Pull out every line below that contains the word "безопасности".

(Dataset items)
++++++++++++++++++++

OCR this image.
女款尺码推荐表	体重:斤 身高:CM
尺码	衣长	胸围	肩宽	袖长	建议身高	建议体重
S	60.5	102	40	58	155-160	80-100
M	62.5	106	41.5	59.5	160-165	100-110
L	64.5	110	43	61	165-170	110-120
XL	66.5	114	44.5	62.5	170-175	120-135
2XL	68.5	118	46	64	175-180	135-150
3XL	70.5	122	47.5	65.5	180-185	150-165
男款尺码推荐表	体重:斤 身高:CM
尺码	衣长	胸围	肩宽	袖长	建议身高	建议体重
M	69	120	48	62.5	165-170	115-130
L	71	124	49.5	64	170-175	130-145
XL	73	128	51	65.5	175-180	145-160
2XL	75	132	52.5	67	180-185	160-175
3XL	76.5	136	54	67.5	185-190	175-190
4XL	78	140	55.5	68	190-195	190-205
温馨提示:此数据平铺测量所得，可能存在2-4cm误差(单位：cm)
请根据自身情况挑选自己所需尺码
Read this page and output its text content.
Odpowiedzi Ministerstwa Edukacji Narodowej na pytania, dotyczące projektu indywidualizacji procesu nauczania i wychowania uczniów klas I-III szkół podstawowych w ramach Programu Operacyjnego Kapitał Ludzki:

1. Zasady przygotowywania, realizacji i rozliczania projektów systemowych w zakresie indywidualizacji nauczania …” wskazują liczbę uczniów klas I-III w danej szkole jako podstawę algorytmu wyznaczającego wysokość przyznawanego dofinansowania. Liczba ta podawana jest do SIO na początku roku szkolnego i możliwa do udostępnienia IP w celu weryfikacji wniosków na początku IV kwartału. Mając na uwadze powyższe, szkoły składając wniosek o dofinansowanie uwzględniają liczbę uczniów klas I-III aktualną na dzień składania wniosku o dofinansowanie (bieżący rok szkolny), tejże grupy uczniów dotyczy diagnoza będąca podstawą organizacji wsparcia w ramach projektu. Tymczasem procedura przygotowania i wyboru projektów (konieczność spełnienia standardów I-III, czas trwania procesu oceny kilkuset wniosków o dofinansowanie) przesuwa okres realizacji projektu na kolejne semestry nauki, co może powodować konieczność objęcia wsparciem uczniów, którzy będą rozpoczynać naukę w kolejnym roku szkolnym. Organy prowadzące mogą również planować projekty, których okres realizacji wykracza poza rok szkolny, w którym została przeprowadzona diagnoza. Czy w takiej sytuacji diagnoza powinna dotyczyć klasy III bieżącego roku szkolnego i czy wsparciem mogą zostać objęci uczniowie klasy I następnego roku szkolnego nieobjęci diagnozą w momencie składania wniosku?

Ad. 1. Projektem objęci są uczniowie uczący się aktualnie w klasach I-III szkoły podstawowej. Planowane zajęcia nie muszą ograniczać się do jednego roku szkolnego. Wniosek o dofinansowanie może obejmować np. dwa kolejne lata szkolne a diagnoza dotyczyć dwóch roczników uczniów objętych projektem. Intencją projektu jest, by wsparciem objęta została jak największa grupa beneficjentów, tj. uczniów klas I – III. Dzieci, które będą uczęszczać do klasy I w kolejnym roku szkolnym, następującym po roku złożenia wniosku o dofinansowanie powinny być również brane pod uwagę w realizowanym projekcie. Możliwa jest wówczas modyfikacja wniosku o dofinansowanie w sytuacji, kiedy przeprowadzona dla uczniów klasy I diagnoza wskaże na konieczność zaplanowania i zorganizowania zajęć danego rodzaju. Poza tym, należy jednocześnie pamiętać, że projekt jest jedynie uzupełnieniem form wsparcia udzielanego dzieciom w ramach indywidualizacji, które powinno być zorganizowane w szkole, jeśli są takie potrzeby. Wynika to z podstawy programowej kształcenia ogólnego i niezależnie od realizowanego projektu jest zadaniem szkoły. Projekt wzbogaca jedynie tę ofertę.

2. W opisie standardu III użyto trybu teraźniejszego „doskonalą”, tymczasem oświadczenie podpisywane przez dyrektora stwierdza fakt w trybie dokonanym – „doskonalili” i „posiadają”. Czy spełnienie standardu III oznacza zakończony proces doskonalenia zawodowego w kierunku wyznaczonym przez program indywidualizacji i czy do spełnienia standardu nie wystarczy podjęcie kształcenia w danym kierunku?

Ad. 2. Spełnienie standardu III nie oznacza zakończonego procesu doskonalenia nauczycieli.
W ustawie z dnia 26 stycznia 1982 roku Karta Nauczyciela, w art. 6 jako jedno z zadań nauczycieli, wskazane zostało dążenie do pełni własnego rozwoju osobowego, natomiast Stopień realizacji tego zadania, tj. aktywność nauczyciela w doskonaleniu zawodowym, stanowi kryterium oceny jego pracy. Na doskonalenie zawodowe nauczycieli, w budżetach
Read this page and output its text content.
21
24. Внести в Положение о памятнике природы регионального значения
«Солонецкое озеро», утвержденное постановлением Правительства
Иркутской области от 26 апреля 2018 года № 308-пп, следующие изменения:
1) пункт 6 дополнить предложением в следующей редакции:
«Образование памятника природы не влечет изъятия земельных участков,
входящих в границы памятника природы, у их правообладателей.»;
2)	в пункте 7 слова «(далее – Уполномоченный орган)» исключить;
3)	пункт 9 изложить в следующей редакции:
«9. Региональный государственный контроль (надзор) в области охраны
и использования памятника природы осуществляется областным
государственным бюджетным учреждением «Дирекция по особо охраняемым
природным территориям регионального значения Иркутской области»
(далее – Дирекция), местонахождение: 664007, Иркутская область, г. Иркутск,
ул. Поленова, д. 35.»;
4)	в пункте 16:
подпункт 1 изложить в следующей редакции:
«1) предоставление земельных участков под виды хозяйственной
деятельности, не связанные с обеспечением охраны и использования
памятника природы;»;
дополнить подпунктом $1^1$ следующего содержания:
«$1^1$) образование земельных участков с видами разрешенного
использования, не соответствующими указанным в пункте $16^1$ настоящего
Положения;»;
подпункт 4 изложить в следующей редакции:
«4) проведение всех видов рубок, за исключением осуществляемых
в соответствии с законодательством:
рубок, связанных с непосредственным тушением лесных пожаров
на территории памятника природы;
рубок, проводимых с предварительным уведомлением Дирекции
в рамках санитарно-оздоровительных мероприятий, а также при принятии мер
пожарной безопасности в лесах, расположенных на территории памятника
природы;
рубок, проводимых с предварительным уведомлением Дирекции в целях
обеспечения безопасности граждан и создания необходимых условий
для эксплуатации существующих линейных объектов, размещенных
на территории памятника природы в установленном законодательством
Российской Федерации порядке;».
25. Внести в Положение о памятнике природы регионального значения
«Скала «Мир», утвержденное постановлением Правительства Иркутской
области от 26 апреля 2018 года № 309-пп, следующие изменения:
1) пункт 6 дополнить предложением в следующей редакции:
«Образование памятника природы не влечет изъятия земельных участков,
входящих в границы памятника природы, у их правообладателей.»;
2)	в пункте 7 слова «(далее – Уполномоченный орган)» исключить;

++++++++++++++++++++

● **Full answer**
пожарной безопасности в лесах, расположенных на территории памятника
обеспечения безопасности граждан и создания необходимых условий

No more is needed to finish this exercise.